[Dataset items]
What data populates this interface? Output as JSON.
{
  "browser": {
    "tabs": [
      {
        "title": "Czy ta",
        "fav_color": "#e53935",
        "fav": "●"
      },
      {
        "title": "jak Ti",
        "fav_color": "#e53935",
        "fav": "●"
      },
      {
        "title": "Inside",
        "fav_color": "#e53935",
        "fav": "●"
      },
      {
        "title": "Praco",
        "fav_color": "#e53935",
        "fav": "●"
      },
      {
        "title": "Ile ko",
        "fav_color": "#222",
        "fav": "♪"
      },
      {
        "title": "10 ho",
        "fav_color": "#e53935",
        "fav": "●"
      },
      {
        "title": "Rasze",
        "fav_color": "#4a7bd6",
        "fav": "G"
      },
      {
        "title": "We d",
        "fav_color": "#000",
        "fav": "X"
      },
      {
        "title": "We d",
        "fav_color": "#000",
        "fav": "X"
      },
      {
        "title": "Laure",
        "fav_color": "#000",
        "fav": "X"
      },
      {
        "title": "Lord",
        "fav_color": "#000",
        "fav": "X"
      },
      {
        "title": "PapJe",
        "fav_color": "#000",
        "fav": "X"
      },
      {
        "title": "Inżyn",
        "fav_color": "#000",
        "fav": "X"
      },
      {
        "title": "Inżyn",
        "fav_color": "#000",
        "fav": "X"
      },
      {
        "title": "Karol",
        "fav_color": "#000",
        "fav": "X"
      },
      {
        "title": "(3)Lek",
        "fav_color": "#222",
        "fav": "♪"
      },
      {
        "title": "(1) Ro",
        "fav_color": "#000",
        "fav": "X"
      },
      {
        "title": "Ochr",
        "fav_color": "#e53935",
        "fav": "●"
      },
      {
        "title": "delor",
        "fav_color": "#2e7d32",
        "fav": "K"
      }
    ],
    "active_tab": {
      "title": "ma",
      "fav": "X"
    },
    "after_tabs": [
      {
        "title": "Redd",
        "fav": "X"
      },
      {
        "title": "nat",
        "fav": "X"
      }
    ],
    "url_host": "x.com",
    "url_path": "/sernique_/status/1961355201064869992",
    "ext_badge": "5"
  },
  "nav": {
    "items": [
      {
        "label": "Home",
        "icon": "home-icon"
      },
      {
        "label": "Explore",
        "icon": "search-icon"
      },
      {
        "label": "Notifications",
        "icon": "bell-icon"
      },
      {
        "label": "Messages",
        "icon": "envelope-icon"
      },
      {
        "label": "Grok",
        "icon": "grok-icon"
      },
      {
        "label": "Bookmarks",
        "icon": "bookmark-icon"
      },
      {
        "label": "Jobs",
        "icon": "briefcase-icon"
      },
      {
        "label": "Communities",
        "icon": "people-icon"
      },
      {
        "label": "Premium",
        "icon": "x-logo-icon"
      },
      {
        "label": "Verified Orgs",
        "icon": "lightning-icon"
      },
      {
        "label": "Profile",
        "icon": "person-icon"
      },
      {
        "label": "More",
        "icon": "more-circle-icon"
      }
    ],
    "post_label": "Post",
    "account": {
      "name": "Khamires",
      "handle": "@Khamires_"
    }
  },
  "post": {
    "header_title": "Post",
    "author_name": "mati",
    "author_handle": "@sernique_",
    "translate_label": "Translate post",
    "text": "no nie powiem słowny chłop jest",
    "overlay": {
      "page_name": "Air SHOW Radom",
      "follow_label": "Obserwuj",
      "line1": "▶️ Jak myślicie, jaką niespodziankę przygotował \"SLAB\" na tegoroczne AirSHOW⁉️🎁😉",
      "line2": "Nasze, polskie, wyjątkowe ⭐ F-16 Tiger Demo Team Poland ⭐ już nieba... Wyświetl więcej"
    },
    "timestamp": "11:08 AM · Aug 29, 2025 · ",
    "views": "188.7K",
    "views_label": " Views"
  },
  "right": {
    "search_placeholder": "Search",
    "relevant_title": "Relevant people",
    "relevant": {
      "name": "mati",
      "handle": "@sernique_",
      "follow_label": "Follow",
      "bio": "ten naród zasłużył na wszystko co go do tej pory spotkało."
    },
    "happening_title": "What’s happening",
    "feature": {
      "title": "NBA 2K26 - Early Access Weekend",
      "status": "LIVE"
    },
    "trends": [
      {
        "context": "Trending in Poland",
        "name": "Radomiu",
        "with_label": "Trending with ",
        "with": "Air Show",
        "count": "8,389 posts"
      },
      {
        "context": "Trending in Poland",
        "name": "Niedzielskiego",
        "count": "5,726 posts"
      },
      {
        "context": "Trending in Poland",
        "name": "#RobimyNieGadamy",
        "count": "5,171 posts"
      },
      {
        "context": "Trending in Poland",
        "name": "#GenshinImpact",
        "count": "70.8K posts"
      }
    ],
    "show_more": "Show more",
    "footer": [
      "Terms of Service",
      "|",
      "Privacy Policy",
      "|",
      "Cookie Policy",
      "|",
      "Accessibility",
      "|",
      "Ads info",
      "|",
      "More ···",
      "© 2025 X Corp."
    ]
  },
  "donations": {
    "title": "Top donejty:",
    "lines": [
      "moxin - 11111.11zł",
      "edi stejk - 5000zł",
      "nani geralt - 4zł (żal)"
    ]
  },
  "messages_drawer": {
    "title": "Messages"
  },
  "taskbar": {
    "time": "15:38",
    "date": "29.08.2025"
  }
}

### YOUR INSTRUCTIONS
Using the material above, copy every line in which the string "posts" occurs.

### EXERCISE RESPONSE
        "count": "8,389 posts"
        "count": "5,726 posts"
        "count": "5,171 posts"
        "count": "70.8K posts"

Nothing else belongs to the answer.